:: Information given ::

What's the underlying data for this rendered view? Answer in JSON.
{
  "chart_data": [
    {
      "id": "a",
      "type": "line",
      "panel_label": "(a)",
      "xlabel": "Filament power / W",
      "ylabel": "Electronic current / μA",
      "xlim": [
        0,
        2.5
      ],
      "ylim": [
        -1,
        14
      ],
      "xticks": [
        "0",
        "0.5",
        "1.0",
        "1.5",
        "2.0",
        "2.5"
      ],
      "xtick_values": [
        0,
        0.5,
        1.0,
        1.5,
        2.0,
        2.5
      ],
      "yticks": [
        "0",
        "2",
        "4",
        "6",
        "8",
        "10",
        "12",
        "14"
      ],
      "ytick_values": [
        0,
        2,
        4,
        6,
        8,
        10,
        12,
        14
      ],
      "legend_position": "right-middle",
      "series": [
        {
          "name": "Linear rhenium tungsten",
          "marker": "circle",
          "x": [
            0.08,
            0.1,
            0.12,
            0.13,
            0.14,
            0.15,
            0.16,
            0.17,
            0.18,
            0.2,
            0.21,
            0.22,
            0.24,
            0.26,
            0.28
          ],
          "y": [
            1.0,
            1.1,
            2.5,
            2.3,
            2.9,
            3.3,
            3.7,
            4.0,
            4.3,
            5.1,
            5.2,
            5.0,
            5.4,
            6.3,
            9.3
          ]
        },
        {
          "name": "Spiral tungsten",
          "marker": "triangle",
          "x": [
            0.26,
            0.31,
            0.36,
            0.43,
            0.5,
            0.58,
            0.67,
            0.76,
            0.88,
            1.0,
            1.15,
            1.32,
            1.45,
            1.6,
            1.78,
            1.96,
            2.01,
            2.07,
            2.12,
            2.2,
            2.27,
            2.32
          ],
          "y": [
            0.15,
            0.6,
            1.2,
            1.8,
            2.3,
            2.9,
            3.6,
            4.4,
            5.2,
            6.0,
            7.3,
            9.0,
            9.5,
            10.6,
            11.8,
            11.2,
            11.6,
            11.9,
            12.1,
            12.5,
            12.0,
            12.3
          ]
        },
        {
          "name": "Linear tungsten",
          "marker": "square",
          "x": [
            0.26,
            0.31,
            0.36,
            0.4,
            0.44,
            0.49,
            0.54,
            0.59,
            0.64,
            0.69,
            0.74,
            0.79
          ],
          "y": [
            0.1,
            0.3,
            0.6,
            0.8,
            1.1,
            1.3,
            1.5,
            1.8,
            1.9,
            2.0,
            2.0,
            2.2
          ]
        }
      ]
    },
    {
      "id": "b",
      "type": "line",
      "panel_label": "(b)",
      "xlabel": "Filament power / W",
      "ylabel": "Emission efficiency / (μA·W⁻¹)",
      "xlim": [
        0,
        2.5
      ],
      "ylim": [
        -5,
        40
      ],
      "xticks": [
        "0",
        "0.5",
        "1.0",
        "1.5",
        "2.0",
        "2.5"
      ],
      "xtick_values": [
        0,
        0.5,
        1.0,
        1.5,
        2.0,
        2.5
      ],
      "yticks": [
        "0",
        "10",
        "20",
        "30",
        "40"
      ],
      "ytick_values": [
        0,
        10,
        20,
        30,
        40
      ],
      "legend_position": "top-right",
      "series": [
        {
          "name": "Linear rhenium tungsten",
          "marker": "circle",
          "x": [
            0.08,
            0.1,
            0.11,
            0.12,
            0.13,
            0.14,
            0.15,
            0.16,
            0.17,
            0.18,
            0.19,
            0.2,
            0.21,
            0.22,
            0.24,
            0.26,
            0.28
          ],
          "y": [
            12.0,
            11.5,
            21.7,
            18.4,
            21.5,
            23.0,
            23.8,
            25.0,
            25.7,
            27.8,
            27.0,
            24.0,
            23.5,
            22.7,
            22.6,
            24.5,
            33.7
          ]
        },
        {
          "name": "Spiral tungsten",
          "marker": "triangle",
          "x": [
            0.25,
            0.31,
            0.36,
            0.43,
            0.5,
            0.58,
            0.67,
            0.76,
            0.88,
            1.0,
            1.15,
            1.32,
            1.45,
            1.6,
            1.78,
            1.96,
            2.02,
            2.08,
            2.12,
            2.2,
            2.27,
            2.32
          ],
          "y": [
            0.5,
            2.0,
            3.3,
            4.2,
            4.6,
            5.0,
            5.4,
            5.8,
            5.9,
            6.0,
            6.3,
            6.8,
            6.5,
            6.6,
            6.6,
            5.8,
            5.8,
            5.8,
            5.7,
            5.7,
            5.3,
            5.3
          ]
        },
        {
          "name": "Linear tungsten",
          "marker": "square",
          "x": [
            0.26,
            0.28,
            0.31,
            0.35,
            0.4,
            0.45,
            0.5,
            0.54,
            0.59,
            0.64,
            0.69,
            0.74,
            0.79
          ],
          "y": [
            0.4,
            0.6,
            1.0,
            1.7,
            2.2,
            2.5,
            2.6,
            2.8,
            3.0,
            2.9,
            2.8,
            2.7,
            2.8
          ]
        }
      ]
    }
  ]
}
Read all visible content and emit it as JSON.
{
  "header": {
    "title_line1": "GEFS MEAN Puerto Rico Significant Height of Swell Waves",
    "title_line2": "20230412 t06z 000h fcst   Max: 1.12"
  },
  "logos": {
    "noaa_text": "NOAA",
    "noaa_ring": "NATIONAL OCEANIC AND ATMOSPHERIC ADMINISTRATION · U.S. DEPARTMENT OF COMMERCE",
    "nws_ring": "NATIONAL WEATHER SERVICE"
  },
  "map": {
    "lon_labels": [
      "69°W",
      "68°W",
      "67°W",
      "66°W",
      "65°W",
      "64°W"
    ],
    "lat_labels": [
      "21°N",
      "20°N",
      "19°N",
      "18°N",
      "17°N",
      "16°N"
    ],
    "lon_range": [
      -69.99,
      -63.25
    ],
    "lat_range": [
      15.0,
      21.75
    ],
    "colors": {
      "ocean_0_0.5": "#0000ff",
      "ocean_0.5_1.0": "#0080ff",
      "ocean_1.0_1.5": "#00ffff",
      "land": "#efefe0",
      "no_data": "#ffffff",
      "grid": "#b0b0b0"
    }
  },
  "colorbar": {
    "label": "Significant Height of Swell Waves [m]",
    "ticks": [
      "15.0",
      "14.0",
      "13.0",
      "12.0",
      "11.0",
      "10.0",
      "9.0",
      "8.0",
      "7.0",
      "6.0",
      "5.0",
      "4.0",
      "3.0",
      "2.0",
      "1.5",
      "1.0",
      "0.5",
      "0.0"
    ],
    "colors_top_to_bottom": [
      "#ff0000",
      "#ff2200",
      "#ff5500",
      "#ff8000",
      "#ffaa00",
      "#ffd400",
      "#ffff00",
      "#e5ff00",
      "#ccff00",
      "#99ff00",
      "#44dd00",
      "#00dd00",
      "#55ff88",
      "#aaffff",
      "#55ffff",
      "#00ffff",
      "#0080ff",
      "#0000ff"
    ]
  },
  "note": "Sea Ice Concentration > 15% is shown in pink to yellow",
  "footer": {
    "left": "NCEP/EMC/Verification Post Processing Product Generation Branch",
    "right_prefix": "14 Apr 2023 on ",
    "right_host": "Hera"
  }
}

:::

What you need to do>
Your task is to pick out every line with the string "JSON" and copy it.

Result of this exercise>
What's the underlying data for this rendered view? Answer in JSON.
Read all visible content and emit it as JSON.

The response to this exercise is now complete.